(Data records)
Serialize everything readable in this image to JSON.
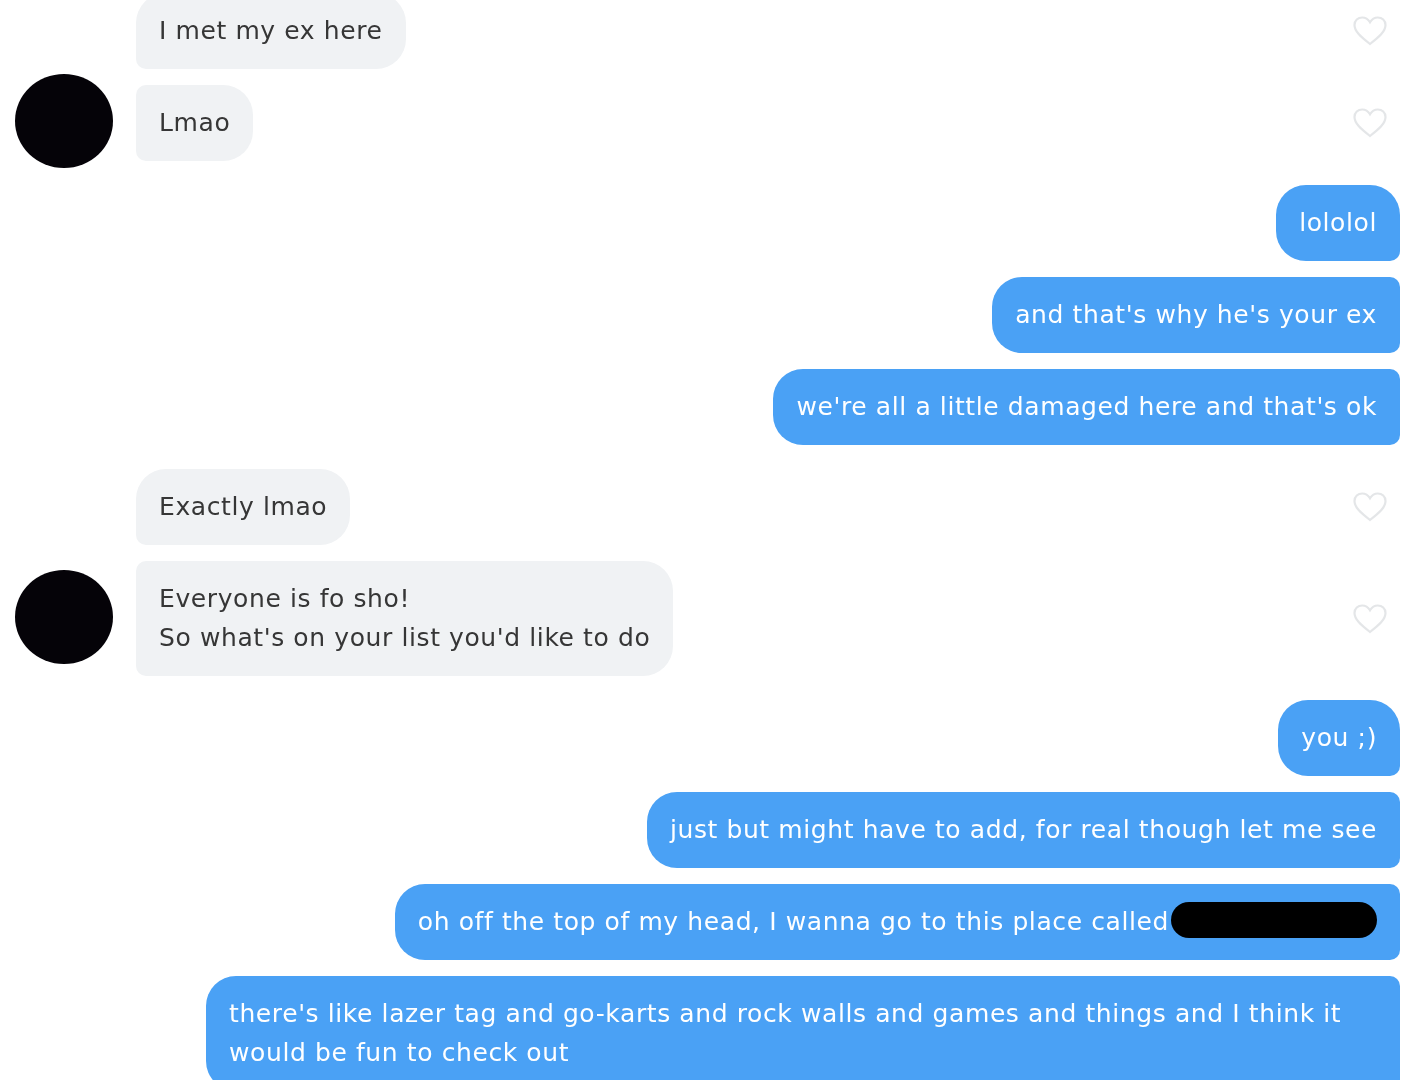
{
  "conversation": [
    {
      "kind": "received",
      "messages": [
        {
          "text": "I met my ex here",
          "liked": false,
          "redacted": false
        },
        {
          "text": "Lmao",
          "liked": false,
          "redacted": false
        }
      ]
    },
    {
      "kind": "sent",
      "messages": [
        {
          "text": "lololol",
          "redacted": false
        },
        {
          "text": "and that's why he's your ex",
          "redacted": false
        },
        {
          "text": "we're all a little damaged here and that's ok",
          "redacted": false
        }
      ]
    },
    {
      "kind": "received",
      "messages": [
        {
          "text": "Exactly lmao",
          "liked": false,
          "redacted": false
        },
        {
          "text": "Everyone is fo sho!\nSo what's on your list you'd like to do",
          "liked": false,
          "redacted": false
        }
      ]
    },
    {
      "kind": "sent",
      "messages": [
        {
          "text": "you ;)",
          "redacted": false
        },
        {
          "text": "just but might have to add, for real though let me see",
          "redacted": false
        },
        {
          "text": "oh off the top of my head, I wanna go to this place called",
          "redacted": true
        },
        {
          "text": "there's like lazer tag and go-karts and rock walls and games and things and I think it would be fun to check out",
          "redacted": false
        }
      ]
    }
  ]
}
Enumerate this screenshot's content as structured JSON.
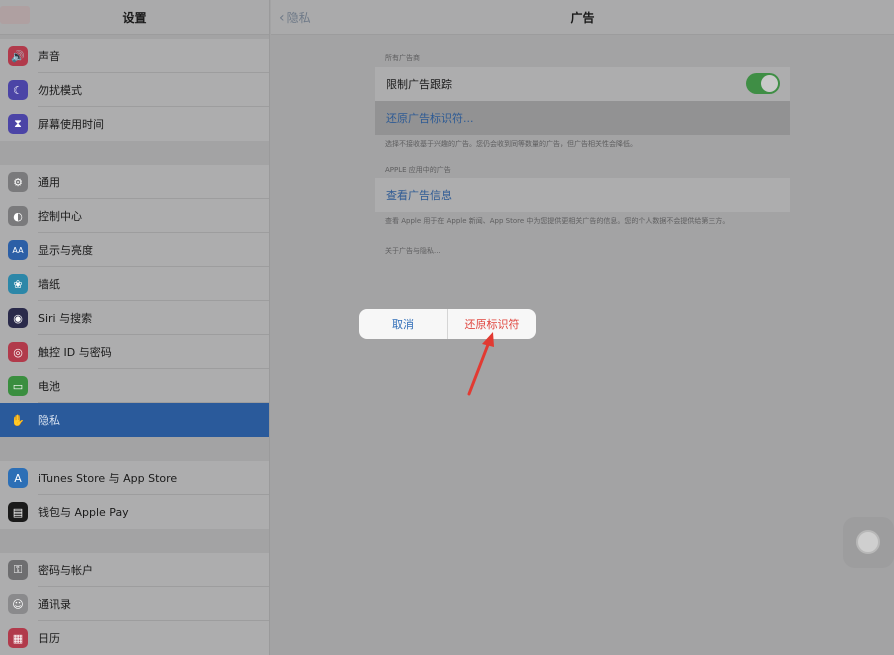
{
  "sidebar": {
    "title": "设置",
    "groups": [
      [
        {
          "label": "声音",
          "color": "#b13a4b",
          "glyph": "🔊"
        },
        {
          "label": "勿扰模式",
          "color": "#4b44a6",
          "glyph": "☾"
        },
        {
          "label": "屏幕使用时间",
          "color": "#4b44a6",
          "glyph": "⧗"
        }
      ],
      [
        {
          "label": "通用",
          "color": "#7a7a7c",
          "glyph": "⚙"
        },
        {
          "label": "控制中心",
          "color": "#7a7a7c",
          "glyph": "◐"
        },
        {
          "label": "显示与亮度",
          "color": "#2c5fa6",
          "glyph": "AA"
        },
        {
          "label": "墙纸",
          "color": "#2c87a8",
          "glyph": "❀"
        },
        {
          "label": "Siri 与搜索",
          "color": "#2a2a4a",
          "glyph": "◉"
        },
        {
          "label": "触控 ID 与密码",
          "color": "#b13a4b",
          "glyph": "◎"
        },
        {
          "label": "电池",
          "color": "#3a8e3f",
          "glyph": "▭"
        },
        {
          "label": "隐私",
          "color": "#2a5a9b",
          "glyph": "✋",
          "selected": true
        }
      ],
      [
        {
          "label": "iTunes Store 与 App Store",
          "color": "#2c6fb6",
          "glyph": "A"
        },
        {
          "label": "钱包与 Apple Pay",
          "color": "#1a1a1a",
          "glyph": "▤"
        }
      ],
      [
        {
          "label": "密码与帐户",
          "color": "#6e6e70",
          "glyph": "⚿"
        },
        {
          "label": "通讯录",
          "color": "#8a8a8c",
          "glyph": "☺"
        },
        {
          "label": "日历",
          "color": "#b13a4b",
          "glyph": "▦"
        }
      ]
    ]
  },
  "main": {
    "back_label": "隐私",
    "title": "广告",
    "section1_header": "所有广告商",
    "limit_tracking_label": "限制广告跟踪",
    "limit_tracking_on": true,
    "reset_identifier_label": "还原广告标识符...",
    "footnote1": "选择不接收基于兴趣的广告。您仍会收到同等数量的广告，但广告相关性会降低。",
    "section2_header": "APPLE 应用中的广告",
    "view_ad_info_label": "查看广告信息",
    "footnote2": "查看 Apple 用于在 Apple 新闻、App Store 中为您提供更相关广告的信息。您的个人数据不会提供给第三方。",
    "about_link": "关于广告与隐私..."
  },
  "alert": {
    "cancel_label": "取消",
    "confirm_label": "还原标识符"
  },
  "colors": {
    "selected_bg": "#2a5a9b",
    "toggle_on": "#3f8e45",
    "alert_confirm": "#e0453e",
    "arrow": "#e23a32"
  }
}
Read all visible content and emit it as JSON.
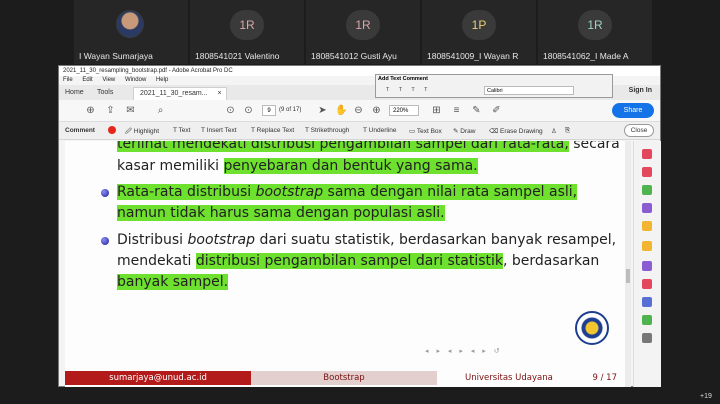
{
  "participants": [
    {
      "name": "I Wayan Sumarjaya",
      "initials": "",
      "initials_color": ""
    },
    {
      "name": "1808541021 Valentino",
      "initials": "1R",
      "initials_color": "#d8a8a8"
    },
    {
      "name": "1808541012 Gusti Ayu",
      "initials": "1R",
      "initials_color": "#d8a8a8"
    },
    {
      "name": "1808541009_I Wayan R",
      "initials": "1P",
      "initials_color": "#e6d07a"
    },
    {
      "name": "1808541062_I Made A",
      "initials": "1R",
      "initials_color": "#9fd4bf"
    }
  ],
  "window": {
    "title": "2021_11_30_resampling_bootstrap.pdf - Adobe Acrobat Pro DC",
    "menu": [
      "File",
      "Edit",
      "View",
      "Window",
      "Help"
    ],
    "tabs": {
      "home": "Home",
      "tools": "Tools",
      "document": "2021_11_30_resam...",
      "close": "×"
    },
    "sign_in": "Sign In"
  },
  "toolbar": {
    "page_current": "9",
    "page_count": "(9 of 17)",
    "zoom": "220%",
    "share": "Share"
  },
  "add_text_comment": {
    "title": "Add Text Comment",
    "font": "Calibri"
  },
  "comment_bar": {
    "label": "Comment",
    "tools": [
      "Highlight",
      "Text",
      "Insert Text",
      "Replace Text",
      "Strikethrough",
      "Underline",
      "Text Box",
      "Draw",
      "Erase Drawing"
    ],
    "close": "Close"
  },
  "slide": {
    "line0_hl": "terlihat mendekati distribusi pengambilan sampel dari rata-rata,",
    "line0_rest": " secara",
    "line1_pre": "kasar memiliki ",
    "line1_hl": "penyebaran dan bentuk yang sama.",
    "b1_pre": "Rata-rata distribusi ",
    "b1_it": "bootstrap",
    "b1_rest": " sama dengan nilai rata sampel asli,",
    "b1_line2": "namun tidak harus sama dengan populasi asli.",
    "b2_pre": "Distribusi ",
    "b2_it": "bootstrap",
    "b2_rest": " dari suatu statistik, berdasarkan banyak resampel,",
    "b2_line2_pre": "mendekati ",
    "b2_line2_hl": "distribusi pengambilan sampel dari statistik",
    "b2_line2_rest": ", berdasarkan",
    "b2_line3": "banyak sampel.",
    "footer_email": "sumarjaya@unud.ac.id",
    "footer_title": "Bootstrap",
    "footer_uni": "Universitas Udayana",
    "footer_page": "9 / 17"
  },
  "extra_participants": "+19"
}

## EXERCISE TASK:
Everything from the line containing "Read all visible content and emit it as JSON." through the last line of the entries is to be output exactly as written, minus any pictures.

## RESULT:
Read all visible content and emit it as JSON.
{
  "participants": [
    {
      "name": "I Wayan Sumarjaya",
      "initials": "",
      "initials_color": ""
    },
    {
      "name": "1808541021 Valentino",
      "initials": "1R",
      "initials_color": "#d8a8a8"
    },
    {
      "name": "1808541012 Gusti Ayu",
      "initials": "1R",
      "initials_color": "#d8a8a8"
    },
    {
      "name": "1808541009_I Wayan R",
      "initials": "1P",
      "initials_color": "#e6d07a"
    },
    {
      "name": "1808541062_I Made A",
      "initials": "1R",
      "initials_color": "#9fd4bf"
    }
  ],
  "window": {
    "title": "2021_11_30_resampling_bootstrap.pdf - Adobe Acrobat Pro DC",
    "menu": [
      "File",
      "Edit",
      "View",
      "Window",
      "Help"
    ],
    "tabs": {
      "home": "Home",
      "tools": "Tools",
      "document": "2021_11_30_resam...",
      "close": "×"
    },
    "sign_in": "Sign In"
  },
  "toolbar": {
    "page_current": "9",
    "page_count": "(9 of 17)",
    "zoom": "220%",
    "share": "Share"
  },
  "add_text_comment": {
    "title": "Add Text Comment",
    "font": "Calibri"
  },
  "comment_bar": {
    "label": "Comment",
    "tools": [
      "Highlight",
      "Text",
      "Insert Text",
      "Replace Text",
      "Strikethrough",
      "Underline",
      "Text Box",
      "Draw",
      "Erase Drawing"
    ],
    "close": "Close"
  },
  "slide": {
    "line0_hl": "terlihat mendekati distribusi pengambilan sampel dari rata-rata,",
    "line0_rest": " secara",
    "line1_pre": "kasar memiliki ",
    "line1_hl": "penyebaran dan bentuk yang sama.",
    "b1_pre": "Rata-rata distribusi ",
    "b1_it": "bootstrap",
    "b1_rest": " sama dengan nilai rata sampel asli,",
    "b1_line2": "namun tidak harus sama dengan populasi asli.",
    "b2_pre": "Distribusi ",
    "b2_it": "bootstrap",
    "b2_rest": " dari suatu statistik, berdasarkan banyak resampel,",
    "b2_line2_pre": "mendekati ",
    "b2_line2_hl": "distribusi pengambilan sampel dari statistik",
    "b2_line2_rest": ", berdasarkan",
    "b2_line3": "banyak sampel.",
    "footer_email": "sumarjaya@unud.ac.id",
    "footer_title": "Bootstrap",
    "footer_uni": "Universitas Udayana",
    "footer_page": "9 / 17"
  },
  "extra_participants": "+19"
}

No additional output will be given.